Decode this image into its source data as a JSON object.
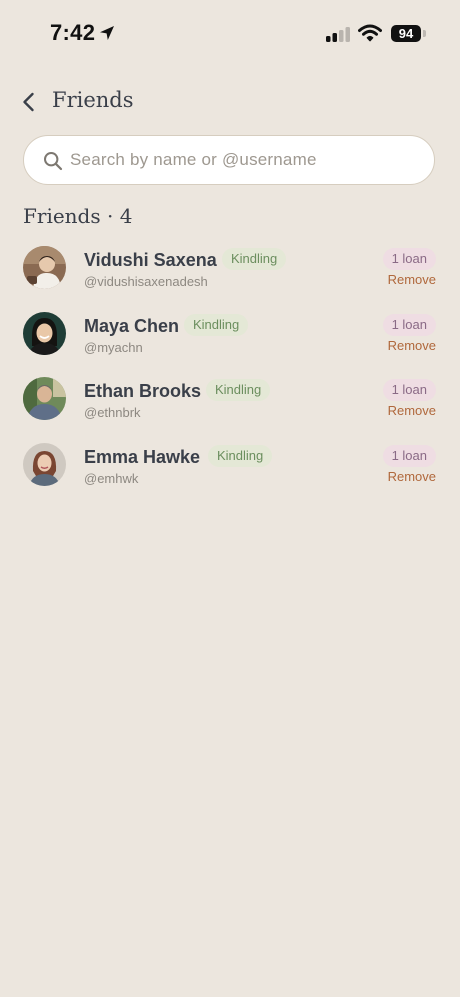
{
  "status_bar": {
    "time": "7:42",
    "battery": "94"
  },
  "header": {
    "title": "Friends"
  },
  "search": {
    "placeholder": "Search by name or @username",
    "value": ""
  },
  "section": {
    "heading": "Friends · 4"
  },
  "friends": [
    {
      "name": "Vidushi Saxena",
      "handle": "@vidushisaxenadesh",
      "tier": "Kindling",
      "loans": "1 loan",
      "remove_label": "Remove"
    },
    {
      "name": "Maya Chen",
      "handle": "@myachn",
      "tier": "Kindling",
      "loans": "1 loan",
      "remove_label": "Remove"
    },
    {
      "name": "Ethan Brooks",
      "handle": "@ethnbrk",
      "tier": "Kindling",
      "loans": "1 loan",
      "remove_label": "Remove"
    },
    {
      "name": "Emma Hawke",
      "handle": "@emhwk",
      "tier": "Kindling",
      "loans": "1 loan",
      "remove_label": "Remove"
    }
  ],
  "icons": {
    "back": "chevron-left-icon",
    "search": "search-icon",
    "location": "location-arrow-icon",
    "signal": "cellular-signal-icon",
    "wifi": "wifi-icon",
    "battery": "battery-icon"
  },
  "colors": {
    "background": "#ece6de",
    "tier_badge_bg": "#e4e8d6",
    "tier_badge_text": "#6b8e5e",
    "loan_badge_bg": "#efdde3",
    "loan_badge_text": "#8a6a86",
    "remove_text": "#b0683c"
  }
}
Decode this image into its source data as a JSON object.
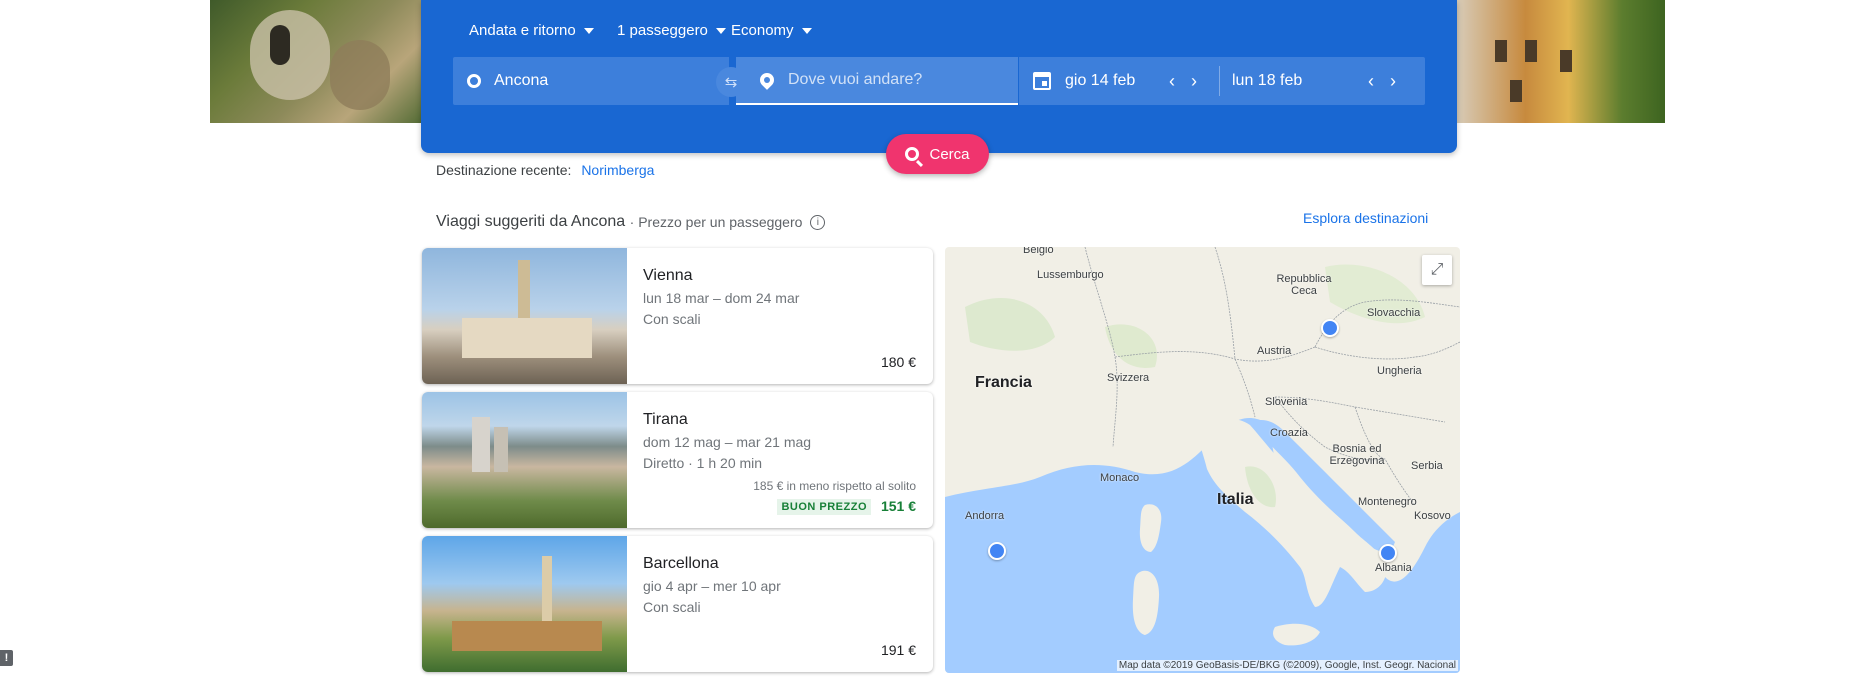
{
  "search": {
    "trip_type": "Andata e ritorno",
    "passengers": "1 passeggero",
    "cabin_class": "Economy",
    "origin": "Ancona",
    "destination_placeholder": "Dove vuoi andare?",
    "depart_date": "gio 14 feb",
    "return_date": "lun 18 feb",
    "search_button": "Cerca",
    "swap_icon": "swap-icon",
    "date_icon": "calendar-icon"
  },
  "recent": {
    "label": "Destinazione recente:",
    "link": "Norimberga"
  },
  "suggested": {
    "title": "Viaggi suggeriti da Ancona",
    "subtitle": "· Prezzo per un passeggero",
    "explore_link": "Esplora destinazioni"
  },
  "trips": [
    {
      "city": "Vienna",
      "dates": "lun 18 mar – dom 24 mar",
      "stops": "Con scali",
      "price": "180 €"
    },
    {
      "city": "Tirana",
      "dates": "dom 12 mag – mar 21 mag",
      "stops": "Diretto · 1 h 20 min",
      "saving": "185 € in meno rispetto al solito",
      "badge": "BUON PREZZO",
      "price": "151 €"
    },
    {
      "city": "Barcellona",
      "dates": "gio 4 apr – mer 10 apr",
      "stops": "Con scali",
      "price": "191 €"
    }
  ],
  "map": {
    "labels": {
      "belgio": "Belgio",
      "lussemburgo": "Lussemburgo",
      "francia": "Francia",
      "svizzera": "Svizzera",
      "austria": "Austria",
      "repubblica_ceca": "Repubblica Ceca",
      "slovacchia": "Slovacchia",
      "ungheria": "Ungheria",
      "slovenia": "Slovenia",
      "croazia": "Croazia",
      "bosnia": "Bosnia ed Erzegovina",
      "serbia": "Serbia",
      "monaco": "Monaco",
      "italia": "Italia",
      "andorra": "Andorra",
      "montenegro": "Montenegro",
      "kosovo": "Kosovo",
      "albania": "Albania"
    },
    "attribution": "Map data ©2019 GeoBasis-DE/BKG (©2009), Google, Inst. Geogr. Nacional",
    "water_color": "#a3ccff",
    "land_color": "#f1efe6",
    "marker_color": "#4285f4"
  },
  "colors": {
    "primary": "#1967d2",
    "accent": "#f0346e",
    "link": "#1a73e8",
    "good_price": "#188038"
  }
}
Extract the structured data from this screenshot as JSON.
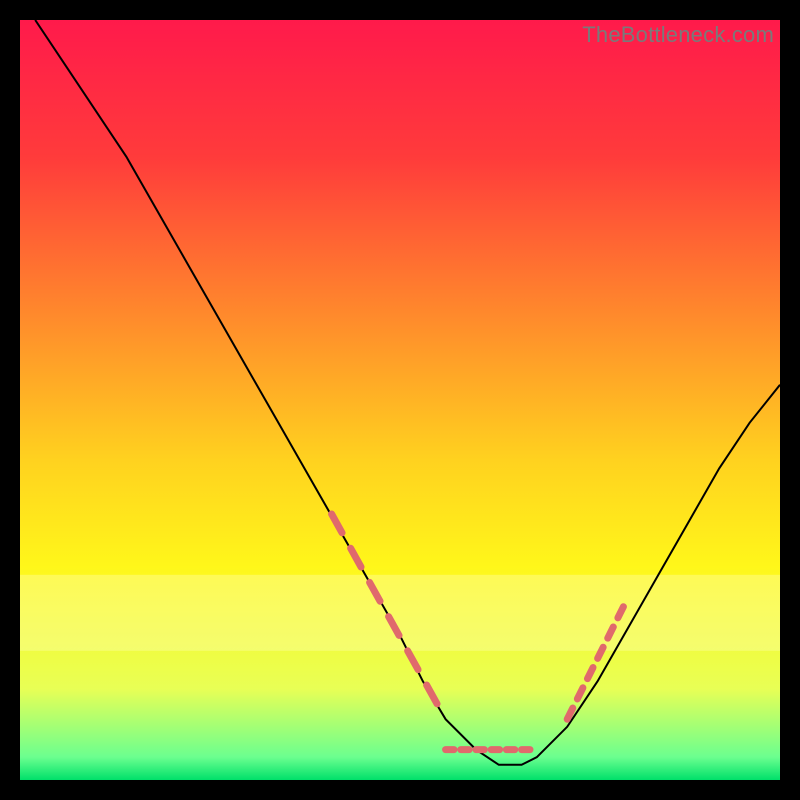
{
  "watermark": "TheBottleneck.com",
  "chart_data": {
    "type": "line",
    "title": "",
    "xlabel": "",
    "ylabel": "",
    "xlim": [
      0,
      100
    ],
    "ylim": [
      0,
      100
    ],
    "background_gradient": {
      "stops": [
        {
          "offset": 0.0,
          "color": "#ff1a4b"
        },
        {
          "offset": 0.18,
          "color": "#ff3b3b"
        },
        {
          "offset": 0.4,
          "color": "#ff8e2b"
        },
        {
          "offset": 0.58,
          "color": "#ffd21f"
        },
        {
          "offset": 0.72,
          "color": "#fff71a"
        },
        {
          "offset": 0.88,
          "color": "#e8ff55"
        },
        {
          "offset": 0.97,
          "color": "#6bff8f"
        },
        {
          "offset": 1.0,
          "color": "#00e06a"
        }
      ]
    },
    "series": [
      {
        "name": "bottleneck-curve",
        "color": "#000000",
        "stroke_width": 2,
        "x": [
          2,
          6,
          10,
          14,
          18,
          22,
          26,
          30,
          34,
          38,
          42,
          46,
          50,
          53,
          56,
          60,
          63,
          66,
          68,
          72,
          76,
          80,
          84,
          88,
          92,
          96,
          100
        ],
        "y": [
          100,
          94,
          88,
          82,
          75,
          68,
          61,
          54,
          47,
          40,
          33,
          26,
          19,
          13,
          8,
          4,
          2,
          2,
          3,
          7,
          13,
          20,
          27,
          34,
          41,
          47,
          52
        ]
      }
    ],
    "overlay_dashes": {
      "name": "highlight-dashes",
      "color": "#e06a6c",
      "stroke_width": 7,
      "sets": [
        {
          "name": "left-descent",
          "x_start": 41,
          "x_end": 56,
          "y_start": 35,
          "y_end": 8
        },
        {
          "name": "valley-floor",
          "x_start": 56,
          "x_end": 68,
          "y_start": 4,
          "y_end": 4
        },
        {
          "name": "right-ascent",
          "x_start": 72,
          "x_end": 80,
          "y_start": 8,
          "y_end": 24
        }
      ]
    },
    "highlight_band": {
      "y_start": 17,
      "y_end": 27,
      "opacity": 0.35,
      "color": "#ffffc0"
    }
  }
}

=== TASK ===
Retype all entries exactly as they appear, dropping the images.

=== TASK SOLUTION ===
Decode this image into its source data as a JSON object.
{
  "status_bar": {
    "time": "7:42",
    "battery": "94"
  },
  "header": {
    "title": "Friends"
  },
  "search": {
    "placeholder": "Search by name or @username",
    "value": ""
  },
  "section": {
    "heading": "Friends · 4"
  },
  "friends": [
    {
      "name": "Vidushi Saxena",
      "handle": "@vidushisaxenadesh",
      "tier": "Kindling",
      "loans": "1 loan",
      "remove_label": "Remove"
    },
    {
      "name": "Maya Chen",
      "handle": "@myachn",
      "tier": "Kindling",
      "loans": "1 loan",
      "remove_label": "Remove"
    },
    {
      "name": "Ethan Brooks",
      "handle": "@ethnbrk",
      "tier": "Kindling",
      "loans": "1 loan",
      "remove_label": "Remove"
    },
    {
      "name": "Emma Hawke",
      "handle": "@emhwk",
      "tier": "Kindling",
      "loans": "1 loan",
      "remove_label": "Remove"
    }
  ],
  "icons": {
    "back": "chevron-left-icon",
    "search": "search-icon",
    "location": "location-arrow-icon",
    "signal": "cellular-signal-icon",
    "wifi": "wifi-icon",
    "battery": "battery-icon"
  },
  "colors": {
    "background": "#ece6de",
    "tier_badge_bg": "#e4e8d6",
    "tier_badge_text": "#6b8e5e",
    "loan_badge_bg": "#efdde3",
    "loan_badge_text": "#8a6a86",
    "remove_text": "#b0683c"
  }
}
Decode this image into its source data as a JSON object.
{
  "search": {
    "trip_type": "Andata e ritorno",
    "passengers": "1 passeggero",
    "cabin_class": "Economy",
    "origin": "Ancona",
    "destination_placeholder": "Dove vuoi andare?",
    "depart_date": "gio 14 feb",
    "return_date": "lun 18 feb",
    "search_button": "Cerca",
    "swap_icon": "swap-icon",
    "date_icon": "calendar-icon"
  },
  "recent": {
    "label": "Destinazione recente:",
    "link": "Norimberga"
  },
  "suggested": {
    "title": "Viaggi suggeriti da Ancona",
    "subtitle": "· Prezzo per un passeggero",
    "explore_link": "Esplora destinazioni"
  },
  "trips": [
    {
      "city": "Vienna",
      "dates": "lun 18 mar – dom 24 mar",
      "stops": "Con scali",
      "price": "180 €"
    },
    {
      "city": "Tirana",
      "dates": "dom 12 mag – mar 21 mag",
      "stops": "Diretto · 1 h 20 min",
      "saving": "185 € in meno rispetto al solito",
      "badge": "BUON PREZZO",
      "price": "151 €"
    },
    {
      "city": "Barcellona",
      "dates": "gio 4 apr – mer 10 apr",
      "stops": "Con scali",
      "price": "191 €"
    }
  ],
  "map": {
    "labels": {
      "belgio": "Belgio",
      "lussemburgo": "Lussemburgo",
      "francia": "Francia",
      "svizzera": "Svizzera",
      "austria": "Austria",
      "repubblica_ceca": "Repubblica Ceca",
      "slovacchia": "Slovacchia",
      "ungheria": "Ungheria",
      "slovenia": "Slovenia",
      "croazia": "Croazia",
      "bosnia": "Bosnia ed Erzegovina",
      "serbia": "Serbia",
      "monaco": "Monaco",
      "italia": "Italia",
      "andorra": "Andorra",
      "montenegro": "Montenegro",
      "kosovo": "Kosovo",
      "albania": "Albania"
    },
    "attribution": "Map data ©2019 GeoBasis-DE/BKG (©2009), Google, Inst. Geogr. Nacional",
    "water_color": "#a3ccff",
    "land_color": "#f1efe6",
    "marker_color": "#4285f4"
  },
  "colors": {
    "primary": "#1967d2",
    "accent": "#f0346e",
    "link": "#1a73e8",
    "good_price": "#188038"
  }
}
Extract the structured data from this screenshot as JSON.
{
  "watermark": "TheBottleneck.com",
  "chart_data": {
    "type": "line",
    "title": "",
    "xlabel": "",
    "ylabel": "",
    "xlim": [
      0,
      100
    ],
    "ylim": [
      0,
      100
    ],
    "background_gradient": {
      "stops": [
        {
          "offset": 0.0,
          "color": "#ff1a4b"
        },
        {
          "offset": 0.18,
          "color": "#ff3b3b"
        },
        {
          "offset": 0.4,
          "color": "#ff8e2b"
        },
        {
          "offset": 0.58,
          "color": "#ffd21f"
        },
        {
          "offset": 0.72,
          "color": "#fff71a"
        },
        {
          "offset": 0.88,
          "color": "#e8ff55"
        },
        {
          "offset": 0.97,
          "color": "#6bff8f"
        },
        {
          "offset": 1.0,
          "color": "#00e06a"
        }
      ]
    },
    "series": [
      {
        "name": "bottleneck-curve",
        "color": "#000000",
        "stroke_width": 2,
        "x": [
          2,
          6,
          10,
          14,
          18,
          22,
          26,
          30,
          34,
          38,
          42,
          46,
          50,
          53,
          56,
          60,
          63,
          66,
          68,
          72,
          76,
          80,
          84,
          88,
          92,
          96,
          100
        ],
        "y": [
          100,
          94,
          88,
          82,
          75,
          68,
          61,
          54,
          47,
          40,
          33,
          26,
          19,
          13,
          8,
          4,
          2,
          2,
          3,
          7,
          13,
          20,
          27,
          34,
          41,
          47,
          52
        ]
      }
    ],
    "overlay_dashes": {
      "name": "highlight-dashes",
      "color": "#e06a6c",
      "stroke_width": 7,
      "sets": [
        {
          "name": "left-descent",
          "x_start": 41,
          "x_end": 56,
          "y_start": 35,
          "y_end": 8
        },
        {
          "name": "valley-floor",
          "x_start": 56,
          "x_end": 68,
          "y_start": 4,
          "y_end": 4
        },
        {
          "name": "right-ascent",
          "x_start": 72,
          "x_end": 80,
          "y_start": 8,
          "y_end": 24
        }
      ]
    },
    "highlight_band": {
      "y_start": 17,
      "y_end": 27,
      "opacity": 0.35,
      "color": "#ffffc0"
    }
  }
}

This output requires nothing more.